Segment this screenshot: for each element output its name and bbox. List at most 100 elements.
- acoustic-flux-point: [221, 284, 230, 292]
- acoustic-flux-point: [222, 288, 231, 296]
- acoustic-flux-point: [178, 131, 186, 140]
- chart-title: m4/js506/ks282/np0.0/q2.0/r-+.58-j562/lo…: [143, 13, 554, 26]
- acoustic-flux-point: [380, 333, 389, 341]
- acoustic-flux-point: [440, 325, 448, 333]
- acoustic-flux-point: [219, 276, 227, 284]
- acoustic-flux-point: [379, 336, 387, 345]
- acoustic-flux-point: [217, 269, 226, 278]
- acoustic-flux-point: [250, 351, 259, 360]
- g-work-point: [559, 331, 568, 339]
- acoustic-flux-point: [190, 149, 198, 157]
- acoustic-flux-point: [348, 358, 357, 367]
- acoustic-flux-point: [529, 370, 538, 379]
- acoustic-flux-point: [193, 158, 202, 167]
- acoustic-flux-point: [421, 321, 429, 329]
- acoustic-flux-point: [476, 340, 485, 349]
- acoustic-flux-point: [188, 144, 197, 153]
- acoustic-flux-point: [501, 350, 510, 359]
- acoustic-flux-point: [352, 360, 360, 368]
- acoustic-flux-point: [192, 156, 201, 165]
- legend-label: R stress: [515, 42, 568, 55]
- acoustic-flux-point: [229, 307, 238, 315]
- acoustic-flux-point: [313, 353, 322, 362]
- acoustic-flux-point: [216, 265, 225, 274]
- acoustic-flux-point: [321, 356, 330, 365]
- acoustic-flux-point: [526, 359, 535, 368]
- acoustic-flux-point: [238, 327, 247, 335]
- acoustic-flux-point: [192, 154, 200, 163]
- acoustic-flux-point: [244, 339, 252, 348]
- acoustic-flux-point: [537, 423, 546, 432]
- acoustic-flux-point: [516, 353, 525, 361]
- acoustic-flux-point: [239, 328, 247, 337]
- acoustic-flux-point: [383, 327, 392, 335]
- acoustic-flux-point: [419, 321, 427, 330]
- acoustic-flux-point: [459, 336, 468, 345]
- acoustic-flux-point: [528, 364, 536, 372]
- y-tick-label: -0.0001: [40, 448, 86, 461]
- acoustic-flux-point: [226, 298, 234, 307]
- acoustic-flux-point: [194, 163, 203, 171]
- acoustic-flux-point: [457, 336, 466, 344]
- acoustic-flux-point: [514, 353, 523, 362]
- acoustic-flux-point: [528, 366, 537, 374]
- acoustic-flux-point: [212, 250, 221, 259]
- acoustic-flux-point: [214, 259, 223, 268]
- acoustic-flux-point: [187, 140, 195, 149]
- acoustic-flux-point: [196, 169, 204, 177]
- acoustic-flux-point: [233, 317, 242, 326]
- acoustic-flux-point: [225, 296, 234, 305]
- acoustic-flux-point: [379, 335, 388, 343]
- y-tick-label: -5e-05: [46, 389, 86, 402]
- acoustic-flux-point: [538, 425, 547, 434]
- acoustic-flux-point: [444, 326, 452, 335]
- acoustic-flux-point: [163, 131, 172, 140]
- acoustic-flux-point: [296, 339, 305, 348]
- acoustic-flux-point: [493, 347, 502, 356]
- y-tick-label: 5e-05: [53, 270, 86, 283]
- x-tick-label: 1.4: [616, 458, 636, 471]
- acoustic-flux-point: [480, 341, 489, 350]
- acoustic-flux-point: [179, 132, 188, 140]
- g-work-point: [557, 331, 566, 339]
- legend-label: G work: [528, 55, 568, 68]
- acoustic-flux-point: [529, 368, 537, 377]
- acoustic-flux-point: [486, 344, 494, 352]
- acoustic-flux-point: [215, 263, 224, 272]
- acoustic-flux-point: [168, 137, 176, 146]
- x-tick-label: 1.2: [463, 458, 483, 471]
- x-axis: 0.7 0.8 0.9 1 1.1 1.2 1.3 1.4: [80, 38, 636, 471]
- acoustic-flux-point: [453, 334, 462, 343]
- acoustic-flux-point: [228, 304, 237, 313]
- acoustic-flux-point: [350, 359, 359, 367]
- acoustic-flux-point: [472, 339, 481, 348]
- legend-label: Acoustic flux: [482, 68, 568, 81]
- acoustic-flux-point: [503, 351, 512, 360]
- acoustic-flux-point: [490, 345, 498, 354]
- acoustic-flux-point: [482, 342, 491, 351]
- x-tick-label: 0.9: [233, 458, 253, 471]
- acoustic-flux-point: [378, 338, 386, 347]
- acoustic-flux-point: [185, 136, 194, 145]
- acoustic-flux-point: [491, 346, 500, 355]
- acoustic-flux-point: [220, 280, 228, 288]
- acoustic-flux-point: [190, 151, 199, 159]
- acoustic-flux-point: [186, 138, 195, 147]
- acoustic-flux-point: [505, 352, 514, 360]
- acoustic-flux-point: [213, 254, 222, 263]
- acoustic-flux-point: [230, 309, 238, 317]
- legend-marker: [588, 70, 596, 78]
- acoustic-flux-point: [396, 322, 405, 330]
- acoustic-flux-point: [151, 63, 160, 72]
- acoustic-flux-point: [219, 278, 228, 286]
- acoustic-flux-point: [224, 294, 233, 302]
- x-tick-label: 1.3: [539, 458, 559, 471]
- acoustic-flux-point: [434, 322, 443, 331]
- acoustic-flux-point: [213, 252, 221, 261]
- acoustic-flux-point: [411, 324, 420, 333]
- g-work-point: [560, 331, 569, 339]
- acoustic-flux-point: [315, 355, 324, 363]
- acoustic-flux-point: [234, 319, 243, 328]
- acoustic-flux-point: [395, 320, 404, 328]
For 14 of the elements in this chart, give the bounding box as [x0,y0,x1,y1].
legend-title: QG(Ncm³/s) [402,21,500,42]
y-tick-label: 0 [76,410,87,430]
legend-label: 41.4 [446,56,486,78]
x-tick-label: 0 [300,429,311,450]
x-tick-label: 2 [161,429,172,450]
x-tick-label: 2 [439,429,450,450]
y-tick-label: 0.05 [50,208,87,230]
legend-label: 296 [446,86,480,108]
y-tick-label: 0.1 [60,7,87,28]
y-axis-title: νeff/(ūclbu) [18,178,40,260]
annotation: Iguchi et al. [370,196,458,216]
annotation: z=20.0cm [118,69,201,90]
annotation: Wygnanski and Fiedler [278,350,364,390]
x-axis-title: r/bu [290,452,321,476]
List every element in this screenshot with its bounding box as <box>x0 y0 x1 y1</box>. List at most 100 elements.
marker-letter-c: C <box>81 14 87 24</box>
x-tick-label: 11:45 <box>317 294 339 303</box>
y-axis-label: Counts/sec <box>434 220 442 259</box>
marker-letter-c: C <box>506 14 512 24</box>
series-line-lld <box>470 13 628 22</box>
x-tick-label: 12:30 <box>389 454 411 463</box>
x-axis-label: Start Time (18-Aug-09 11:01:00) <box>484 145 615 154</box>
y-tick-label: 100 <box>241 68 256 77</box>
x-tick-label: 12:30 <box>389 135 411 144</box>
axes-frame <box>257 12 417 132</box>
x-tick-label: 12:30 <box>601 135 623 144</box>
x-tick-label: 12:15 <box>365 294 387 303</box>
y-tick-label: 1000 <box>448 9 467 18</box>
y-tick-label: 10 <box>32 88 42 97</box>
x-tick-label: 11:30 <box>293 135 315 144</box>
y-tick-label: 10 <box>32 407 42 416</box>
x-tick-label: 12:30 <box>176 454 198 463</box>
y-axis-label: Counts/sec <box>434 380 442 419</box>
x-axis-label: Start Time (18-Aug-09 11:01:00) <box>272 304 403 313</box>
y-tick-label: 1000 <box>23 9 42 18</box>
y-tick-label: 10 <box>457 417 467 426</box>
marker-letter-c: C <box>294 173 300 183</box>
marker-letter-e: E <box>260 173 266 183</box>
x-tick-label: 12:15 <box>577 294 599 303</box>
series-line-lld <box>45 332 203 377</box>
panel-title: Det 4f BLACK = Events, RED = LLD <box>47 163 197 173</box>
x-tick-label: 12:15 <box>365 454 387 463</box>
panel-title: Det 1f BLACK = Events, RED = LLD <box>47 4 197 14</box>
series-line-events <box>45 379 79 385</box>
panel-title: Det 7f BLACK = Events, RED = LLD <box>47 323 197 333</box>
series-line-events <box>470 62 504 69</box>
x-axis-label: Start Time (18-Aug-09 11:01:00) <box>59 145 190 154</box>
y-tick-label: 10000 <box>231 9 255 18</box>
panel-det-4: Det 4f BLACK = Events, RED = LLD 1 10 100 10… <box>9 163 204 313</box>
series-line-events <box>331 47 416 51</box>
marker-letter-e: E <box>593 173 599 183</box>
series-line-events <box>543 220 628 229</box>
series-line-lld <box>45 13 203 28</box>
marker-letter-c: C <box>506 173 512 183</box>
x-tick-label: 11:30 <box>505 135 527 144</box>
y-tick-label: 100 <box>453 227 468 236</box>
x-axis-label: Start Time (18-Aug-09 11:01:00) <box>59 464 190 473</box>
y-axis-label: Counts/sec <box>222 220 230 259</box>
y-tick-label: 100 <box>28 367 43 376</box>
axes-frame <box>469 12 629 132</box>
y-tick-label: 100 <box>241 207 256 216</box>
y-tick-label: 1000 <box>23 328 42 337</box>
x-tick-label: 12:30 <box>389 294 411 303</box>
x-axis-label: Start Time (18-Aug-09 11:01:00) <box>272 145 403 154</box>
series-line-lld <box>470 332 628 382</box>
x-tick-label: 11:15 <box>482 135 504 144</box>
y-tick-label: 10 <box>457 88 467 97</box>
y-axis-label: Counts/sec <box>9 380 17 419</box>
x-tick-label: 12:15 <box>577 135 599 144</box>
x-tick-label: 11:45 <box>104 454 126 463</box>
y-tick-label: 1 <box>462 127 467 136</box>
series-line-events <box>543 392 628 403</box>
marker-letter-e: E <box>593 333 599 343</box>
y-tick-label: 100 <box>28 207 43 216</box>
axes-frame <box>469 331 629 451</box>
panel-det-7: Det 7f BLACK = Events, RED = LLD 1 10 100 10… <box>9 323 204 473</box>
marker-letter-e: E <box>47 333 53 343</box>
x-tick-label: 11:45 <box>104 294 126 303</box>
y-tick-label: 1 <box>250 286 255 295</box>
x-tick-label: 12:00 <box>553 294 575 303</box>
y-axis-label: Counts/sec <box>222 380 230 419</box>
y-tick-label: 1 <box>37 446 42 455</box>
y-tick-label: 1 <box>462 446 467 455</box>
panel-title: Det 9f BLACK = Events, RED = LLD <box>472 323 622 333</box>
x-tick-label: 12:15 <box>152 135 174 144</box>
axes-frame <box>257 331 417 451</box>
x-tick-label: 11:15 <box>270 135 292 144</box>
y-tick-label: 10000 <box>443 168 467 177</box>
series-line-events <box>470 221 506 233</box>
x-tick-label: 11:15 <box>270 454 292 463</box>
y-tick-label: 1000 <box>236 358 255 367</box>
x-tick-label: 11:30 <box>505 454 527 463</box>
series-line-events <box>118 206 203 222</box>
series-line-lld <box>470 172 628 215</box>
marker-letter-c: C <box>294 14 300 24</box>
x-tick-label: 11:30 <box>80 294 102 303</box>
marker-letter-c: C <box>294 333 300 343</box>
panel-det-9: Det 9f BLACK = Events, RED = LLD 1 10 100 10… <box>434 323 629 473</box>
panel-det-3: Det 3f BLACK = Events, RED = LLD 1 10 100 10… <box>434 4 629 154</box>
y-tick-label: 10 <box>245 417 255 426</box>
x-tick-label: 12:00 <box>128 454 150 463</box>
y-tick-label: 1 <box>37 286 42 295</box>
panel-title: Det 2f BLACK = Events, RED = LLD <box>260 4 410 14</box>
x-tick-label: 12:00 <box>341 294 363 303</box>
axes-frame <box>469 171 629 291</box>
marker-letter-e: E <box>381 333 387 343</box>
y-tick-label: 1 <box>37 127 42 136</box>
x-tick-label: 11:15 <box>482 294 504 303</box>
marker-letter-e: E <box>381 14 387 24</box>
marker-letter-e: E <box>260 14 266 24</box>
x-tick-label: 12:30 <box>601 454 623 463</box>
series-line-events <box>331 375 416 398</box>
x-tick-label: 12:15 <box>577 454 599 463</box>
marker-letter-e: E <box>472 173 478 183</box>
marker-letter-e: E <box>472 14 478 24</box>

STATED TASK — Render every line from the start of the data through the line with "- acoustic-flux-point: [379, 336, 387, 345]" as a Markdown table with the columns Row and Content, skipping blank lines.

REPLY —
| Row | Content |
|---|---|
| 1 | Segment this screenshot: for each element output its name and bbox. List at most 100 elements. |
| 2 | - acoustic-flux-point: [221, 284, 230, 292] |
| 3 | - acoustic-flux-point: [222, 288, 231, 296] |
| 4 | - acoustic-flux-point: [178, 131, 186, 140] |
| 5 | - chart-title: m4/js506/ks282/np0.0/q2.0/r-+.58-j562/lo…: [143, 13, 554, 26] |
| 6 | - acoustic-flux-point: [380, 333, 389, 341] |
| 7 | - acoustic-flux-point: [440, 325, 448, 333] |
| 8 | - acoustic-flux-point: [219, 276, 227, 284] |
| 9 | - acoustic-flux-point: [379, 336, 387, 345] |